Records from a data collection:
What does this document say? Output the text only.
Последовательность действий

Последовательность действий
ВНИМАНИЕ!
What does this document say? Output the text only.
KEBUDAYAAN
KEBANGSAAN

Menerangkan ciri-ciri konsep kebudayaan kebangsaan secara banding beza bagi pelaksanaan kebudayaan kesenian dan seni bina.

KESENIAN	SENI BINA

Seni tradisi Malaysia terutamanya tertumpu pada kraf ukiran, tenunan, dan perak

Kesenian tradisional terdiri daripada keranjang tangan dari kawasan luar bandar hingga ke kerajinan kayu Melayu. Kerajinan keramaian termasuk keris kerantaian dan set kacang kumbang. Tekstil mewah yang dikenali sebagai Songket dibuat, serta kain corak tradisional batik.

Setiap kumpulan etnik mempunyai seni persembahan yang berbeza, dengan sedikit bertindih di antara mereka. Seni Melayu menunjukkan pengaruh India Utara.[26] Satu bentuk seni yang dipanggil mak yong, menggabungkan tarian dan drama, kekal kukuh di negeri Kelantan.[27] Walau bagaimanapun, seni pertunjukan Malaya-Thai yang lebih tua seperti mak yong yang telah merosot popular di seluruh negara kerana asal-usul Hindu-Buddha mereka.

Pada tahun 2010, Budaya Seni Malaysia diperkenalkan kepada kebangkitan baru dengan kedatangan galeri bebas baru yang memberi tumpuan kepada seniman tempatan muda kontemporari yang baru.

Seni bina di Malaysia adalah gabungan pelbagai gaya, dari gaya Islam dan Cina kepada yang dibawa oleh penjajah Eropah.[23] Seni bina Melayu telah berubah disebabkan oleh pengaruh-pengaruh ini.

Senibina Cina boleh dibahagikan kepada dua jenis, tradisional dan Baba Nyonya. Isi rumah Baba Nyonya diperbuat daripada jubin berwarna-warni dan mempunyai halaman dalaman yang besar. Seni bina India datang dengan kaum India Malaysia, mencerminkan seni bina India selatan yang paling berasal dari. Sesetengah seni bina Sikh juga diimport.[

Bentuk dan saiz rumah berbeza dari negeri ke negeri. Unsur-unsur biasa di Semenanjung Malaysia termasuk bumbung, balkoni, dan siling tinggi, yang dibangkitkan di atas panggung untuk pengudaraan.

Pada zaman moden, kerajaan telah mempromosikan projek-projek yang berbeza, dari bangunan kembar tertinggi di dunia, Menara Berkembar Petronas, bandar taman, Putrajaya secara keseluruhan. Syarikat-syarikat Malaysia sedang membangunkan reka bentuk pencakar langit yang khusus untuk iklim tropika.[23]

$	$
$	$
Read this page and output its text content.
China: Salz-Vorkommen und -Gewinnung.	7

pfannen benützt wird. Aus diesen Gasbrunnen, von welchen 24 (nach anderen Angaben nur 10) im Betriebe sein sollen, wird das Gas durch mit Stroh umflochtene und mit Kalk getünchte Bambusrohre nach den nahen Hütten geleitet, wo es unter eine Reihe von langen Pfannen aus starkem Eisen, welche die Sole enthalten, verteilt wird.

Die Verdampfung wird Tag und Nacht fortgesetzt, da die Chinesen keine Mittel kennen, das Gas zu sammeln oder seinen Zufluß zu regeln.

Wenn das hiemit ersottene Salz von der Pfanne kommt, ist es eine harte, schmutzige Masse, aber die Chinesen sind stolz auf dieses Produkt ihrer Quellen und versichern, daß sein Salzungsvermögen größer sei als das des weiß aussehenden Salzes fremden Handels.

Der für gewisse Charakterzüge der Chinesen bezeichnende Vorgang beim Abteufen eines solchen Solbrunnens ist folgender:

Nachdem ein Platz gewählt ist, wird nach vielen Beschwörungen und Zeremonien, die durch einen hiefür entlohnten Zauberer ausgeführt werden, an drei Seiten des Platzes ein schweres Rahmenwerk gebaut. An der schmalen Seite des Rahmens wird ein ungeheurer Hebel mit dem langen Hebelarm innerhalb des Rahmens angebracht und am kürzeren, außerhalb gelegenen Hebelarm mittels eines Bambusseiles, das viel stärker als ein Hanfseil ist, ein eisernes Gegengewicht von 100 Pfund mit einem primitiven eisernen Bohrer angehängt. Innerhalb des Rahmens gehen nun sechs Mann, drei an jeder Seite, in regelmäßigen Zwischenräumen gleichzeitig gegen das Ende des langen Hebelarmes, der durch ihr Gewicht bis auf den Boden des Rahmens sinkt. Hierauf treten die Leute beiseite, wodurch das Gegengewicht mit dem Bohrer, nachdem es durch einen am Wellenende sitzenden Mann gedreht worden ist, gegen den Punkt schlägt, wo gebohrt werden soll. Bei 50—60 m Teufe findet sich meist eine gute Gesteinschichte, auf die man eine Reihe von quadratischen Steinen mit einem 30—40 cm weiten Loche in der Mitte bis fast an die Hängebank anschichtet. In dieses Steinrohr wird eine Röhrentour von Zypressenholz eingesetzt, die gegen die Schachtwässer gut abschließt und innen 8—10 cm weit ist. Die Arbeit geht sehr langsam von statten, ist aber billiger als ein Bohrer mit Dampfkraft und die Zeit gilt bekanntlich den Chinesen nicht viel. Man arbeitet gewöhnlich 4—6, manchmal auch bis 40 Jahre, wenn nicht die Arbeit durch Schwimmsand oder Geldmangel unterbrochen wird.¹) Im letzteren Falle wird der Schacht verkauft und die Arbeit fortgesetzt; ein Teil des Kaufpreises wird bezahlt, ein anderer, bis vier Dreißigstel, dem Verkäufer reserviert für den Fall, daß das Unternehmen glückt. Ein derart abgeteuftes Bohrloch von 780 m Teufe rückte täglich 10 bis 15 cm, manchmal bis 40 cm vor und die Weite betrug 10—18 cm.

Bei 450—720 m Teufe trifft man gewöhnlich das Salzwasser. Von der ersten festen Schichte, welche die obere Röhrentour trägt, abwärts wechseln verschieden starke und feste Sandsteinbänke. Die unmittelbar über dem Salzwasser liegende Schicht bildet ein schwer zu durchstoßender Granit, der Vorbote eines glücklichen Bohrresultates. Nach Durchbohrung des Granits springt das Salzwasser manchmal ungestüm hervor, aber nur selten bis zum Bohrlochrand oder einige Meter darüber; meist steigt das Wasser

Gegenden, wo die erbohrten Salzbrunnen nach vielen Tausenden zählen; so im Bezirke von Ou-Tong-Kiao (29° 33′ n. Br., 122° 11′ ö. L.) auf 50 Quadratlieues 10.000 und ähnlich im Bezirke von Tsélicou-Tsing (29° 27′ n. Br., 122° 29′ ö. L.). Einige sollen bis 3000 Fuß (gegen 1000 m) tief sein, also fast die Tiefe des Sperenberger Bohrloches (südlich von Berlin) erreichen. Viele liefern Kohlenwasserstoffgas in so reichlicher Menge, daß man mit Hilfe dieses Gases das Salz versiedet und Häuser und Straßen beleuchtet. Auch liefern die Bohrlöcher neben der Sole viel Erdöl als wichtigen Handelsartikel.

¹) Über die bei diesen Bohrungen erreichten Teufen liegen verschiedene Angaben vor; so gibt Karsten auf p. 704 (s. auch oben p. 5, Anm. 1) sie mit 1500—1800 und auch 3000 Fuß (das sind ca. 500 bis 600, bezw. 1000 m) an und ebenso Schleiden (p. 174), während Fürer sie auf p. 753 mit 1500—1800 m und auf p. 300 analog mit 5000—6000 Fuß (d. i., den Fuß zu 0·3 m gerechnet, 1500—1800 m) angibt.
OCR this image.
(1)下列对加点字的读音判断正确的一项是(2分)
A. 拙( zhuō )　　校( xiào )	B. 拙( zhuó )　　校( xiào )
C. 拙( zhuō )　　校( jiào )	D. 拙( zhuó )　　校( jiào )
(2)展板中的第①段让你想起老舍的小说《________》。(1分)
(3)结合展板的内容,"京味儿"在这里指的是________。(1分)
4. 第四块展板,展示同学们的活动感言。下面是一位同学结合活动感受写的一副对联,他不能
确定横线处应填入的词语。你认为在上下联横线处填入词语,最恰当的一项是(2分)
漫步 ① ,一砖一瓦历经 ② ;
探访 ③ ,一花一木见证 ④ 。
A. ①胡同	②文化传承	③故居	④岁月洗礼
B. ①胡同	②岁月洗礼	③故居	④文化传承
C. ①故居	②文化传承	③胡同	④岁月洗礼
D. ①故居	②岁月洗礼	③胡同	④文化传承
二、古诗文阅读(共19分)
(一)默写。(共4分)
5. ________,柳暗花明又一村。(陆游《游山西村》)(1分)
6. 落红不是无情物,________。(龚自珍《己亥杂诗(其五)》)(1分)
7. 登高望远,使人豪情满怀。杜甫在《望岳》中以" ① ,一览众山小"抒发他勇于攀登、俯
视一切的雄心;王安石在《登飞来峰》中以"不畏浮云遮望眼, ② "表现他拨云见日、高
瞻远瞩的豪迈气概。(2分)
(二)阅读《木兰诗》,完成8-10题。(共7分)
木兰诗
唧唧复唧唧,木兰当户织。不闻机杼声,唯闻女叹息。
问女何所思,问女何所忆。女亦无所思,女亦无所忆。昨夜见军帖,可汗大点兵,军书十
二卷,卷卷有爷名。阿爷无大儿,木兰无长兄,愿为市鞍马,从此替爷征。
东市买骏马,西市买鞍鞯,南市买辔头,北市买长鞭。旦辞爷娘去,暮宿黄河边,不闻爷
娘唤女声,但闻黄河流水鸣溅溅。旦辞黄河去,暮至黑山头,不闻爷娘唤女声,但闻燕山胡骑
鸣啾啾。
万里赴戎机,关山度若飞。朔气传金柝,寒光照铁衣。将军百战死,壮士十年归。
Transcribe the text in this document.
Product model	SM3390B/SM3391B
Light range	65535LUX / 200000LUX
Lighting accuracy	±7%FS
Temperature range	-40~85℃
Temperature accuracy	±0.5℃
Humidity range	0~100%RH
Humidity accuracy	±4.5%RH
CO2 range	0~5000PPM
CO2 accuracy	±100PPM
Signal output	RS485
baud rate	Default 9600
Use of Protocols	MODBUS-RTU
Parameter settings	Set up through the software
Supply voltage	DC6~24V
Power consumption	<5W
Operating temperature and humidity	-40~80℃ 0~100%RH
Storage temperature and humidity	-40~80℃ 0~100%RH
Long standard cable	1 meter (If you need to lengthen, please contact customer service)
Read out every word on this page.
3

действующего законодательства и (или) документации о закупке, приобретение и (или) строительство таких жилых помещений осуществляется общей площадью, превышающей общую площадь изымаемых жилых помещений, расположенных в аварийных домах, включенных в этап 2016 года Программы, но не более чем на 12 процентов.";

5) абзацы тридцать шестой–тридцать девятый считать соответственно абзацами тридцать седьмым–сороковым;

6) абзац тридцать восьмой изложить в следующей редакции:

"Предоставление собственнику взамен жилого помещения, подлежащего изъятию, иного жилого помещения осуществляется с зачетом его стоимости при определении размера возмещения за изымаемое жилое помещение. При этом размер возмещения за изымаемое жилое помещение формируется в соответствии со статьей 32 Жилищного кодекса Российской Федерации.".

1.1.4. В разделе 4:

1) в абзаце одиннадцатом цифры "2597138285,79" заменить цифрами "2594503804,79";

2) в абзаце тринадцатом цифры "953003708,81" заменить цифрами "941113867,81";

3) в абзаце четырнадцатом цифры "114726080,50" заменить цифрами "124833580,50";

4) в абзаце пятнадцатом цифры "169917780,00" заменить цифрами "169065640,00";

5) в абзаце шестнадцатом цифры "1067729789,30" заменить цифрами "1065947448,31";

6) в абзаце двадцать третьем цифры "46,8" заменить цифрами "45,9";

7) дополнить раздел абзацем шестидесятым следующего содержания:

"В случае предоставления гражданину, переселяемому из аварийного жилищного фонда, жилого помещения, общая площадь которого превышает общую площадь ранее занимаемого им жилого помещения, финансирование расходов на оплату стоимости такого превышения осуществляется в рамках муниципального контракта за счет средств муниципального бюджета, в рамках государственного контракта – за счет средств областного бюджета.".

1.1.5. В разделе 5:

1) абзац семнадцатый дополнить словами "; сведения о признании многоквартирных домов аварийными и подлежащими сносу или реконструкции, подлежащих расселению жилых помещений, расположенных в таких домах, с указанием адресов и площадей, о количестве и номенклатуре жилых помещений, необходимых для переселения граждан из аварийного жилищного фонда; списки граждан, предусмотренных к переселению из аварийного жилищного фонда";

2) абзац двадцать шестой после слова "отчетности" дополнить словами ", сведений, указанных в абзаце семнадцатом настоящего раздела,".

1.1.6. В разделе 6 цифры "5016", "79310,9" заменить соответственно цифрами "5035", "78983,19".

■ **What is needed**
Look through the entries above; copy each line where the string "④文化传承" appears.

■ **Exercise response**
B. ①胡同	②岁月洗礼	③故居	④文化传承
D. ①故居	②岁月洗礼	③胡同	④文化传承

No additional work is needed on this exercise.